• _REQUIRED WORK_
Recast the entries as a Markdown table with the columns Row and Line, numbering each row and leaving out blank lines. Include only the lines from the first line of the entries through the line that contains "- y-tick-label: 250: [64, 641, 101, 666]".

[Boxed element entries]

********************

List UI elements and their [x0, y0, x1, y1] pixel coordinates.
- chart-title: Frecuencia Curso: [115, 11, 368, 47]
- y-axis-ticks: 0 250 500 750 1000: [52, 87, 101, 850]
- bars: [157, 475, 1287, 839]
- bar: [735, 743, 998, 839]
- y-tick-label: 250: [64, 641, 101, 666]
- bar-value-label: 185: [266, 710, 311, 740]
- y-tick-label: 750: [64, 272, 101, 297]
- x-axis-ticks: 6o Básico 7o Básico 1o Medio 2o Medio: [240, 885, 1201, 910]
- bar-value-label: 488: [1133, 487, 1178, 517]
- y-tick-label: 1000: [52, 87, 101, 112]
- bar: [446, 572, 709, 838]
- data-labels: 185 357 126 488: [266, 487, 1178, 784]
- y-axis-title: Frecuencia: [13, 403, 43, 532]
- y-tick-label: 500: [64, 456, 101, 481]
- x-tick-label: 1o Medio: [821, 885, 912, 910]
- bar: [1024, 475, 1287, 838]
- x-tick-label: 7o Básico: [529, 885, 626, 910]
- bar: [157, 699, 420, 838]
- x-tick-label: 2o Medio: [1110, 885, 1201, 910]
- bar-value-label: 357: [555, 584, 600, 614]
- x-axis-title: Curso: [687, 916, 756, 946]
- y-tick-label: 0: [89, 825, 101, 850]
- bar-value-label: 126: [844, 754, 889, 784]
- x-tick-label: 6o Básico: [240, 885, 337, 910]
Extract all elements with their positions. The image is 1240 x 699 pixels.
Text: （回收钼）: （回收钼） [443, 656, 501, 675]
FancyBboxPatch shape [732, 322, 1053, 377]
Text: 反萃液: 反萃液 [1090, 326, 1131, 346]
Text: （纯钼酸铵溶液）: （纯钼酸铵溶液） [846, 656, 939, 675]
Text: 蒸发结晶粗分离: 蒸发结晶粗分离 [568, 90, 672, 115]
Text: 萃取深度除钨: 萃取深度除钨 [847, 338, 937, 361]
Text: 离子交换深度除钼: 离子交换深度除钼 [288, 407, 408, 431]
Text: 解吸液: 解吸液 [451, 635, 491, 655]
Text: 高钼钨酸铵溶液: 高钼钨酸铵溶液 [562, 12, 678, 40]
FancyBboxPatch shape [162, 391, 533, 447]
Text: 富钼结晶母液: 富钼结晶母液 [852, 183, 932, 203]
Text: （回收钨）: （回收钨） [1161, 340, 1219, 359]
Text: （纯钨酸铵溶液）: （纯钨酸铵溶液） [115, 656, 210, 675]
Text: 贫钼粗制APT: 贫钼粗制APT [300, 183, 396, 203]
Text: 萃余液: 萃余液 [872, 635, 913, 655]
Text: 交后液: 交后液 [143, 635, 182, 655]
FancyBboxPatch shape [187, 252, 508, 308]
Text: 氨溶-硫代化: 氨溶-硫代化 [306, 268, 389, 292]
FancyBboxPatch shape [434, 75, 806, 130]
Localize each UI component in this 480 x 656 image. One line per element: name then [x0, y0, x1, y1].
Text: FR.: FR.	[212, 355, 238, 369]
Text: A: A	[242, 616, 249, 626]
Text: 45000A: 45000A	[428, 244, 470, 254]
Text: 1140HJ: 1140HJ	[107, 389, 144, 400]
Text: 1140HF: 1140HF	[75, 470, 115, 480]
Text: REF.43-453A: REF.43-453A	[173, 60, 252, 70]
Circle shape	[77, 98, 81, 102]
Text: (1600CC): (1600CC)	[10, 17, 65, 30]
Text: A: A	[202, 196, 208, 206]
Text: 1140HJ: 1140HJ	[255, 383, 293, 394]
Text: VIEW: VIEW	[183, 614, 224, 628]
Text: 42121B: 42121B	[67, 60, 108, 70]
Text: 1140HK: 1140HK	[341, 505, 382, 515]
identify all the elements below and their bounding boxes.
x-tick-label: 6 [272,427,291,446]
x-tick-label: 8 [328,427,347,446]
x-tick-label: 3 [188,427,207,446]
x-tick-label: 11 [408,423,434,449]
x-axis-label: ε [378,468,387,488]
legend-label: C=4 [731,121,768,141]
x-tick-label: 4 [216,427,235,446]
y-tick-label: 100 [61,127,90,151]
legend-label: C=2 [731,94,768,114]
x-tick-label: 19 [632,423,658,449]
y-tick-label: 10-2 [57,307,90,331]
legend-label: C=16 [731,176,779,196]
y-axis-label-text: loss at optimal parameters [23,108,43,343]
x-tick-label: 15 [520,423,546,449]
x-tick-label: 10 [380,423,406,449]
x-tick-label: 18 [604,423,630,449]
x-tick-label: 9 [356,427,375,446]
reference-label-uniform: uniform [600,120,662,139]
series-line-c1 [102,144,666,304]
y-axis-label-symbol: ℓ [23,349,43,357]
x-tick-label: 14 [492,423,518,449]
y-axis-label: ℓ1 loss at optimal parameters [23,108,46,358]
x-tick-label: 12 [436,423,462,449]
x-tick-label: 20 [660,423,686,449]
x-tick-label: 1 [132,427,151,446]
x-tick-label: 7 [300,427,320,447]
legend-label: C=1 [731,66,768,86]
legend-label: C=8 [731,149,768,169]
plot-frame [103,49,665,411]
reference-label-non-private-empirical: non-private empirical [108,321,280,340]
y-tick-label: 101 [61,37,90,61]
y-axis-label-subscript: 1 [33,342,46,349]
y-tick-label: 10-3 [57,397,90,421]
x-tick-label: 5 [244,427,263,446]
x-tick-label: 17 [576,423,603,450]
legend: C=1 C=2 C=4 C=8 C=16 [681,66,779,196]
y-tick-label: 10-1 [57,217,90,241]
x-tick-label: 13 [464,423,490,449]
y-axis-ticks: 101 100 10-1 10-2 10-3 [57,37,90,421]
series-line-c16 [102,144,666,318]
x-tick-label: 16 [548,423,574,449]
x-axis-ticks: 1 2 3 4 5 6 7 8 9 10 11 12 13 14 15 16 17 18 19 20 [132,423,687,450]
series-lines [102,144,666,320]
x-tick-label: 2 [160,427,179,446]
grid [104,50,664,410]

********************

• _TASK OUTPUT_
| Row | Line |
|---|---|
| 1 | List UI elements and their [x0, y0, x1, y1] pixel coordinates. |
| 2 | - chart-title: Frecuencia Curso: [115, 11, 368, 47] |
| 3 | - y-axis-ticks: 0 250 500 750 1000: [52, 87, 101, 850] |
| 4 | - bars: [157, 475, 1287, 839] |
| 5 | - bar: [735, 743, 998, 839] |
| 6 | - y-tick-label: 250: [64, 641, 101, 666] |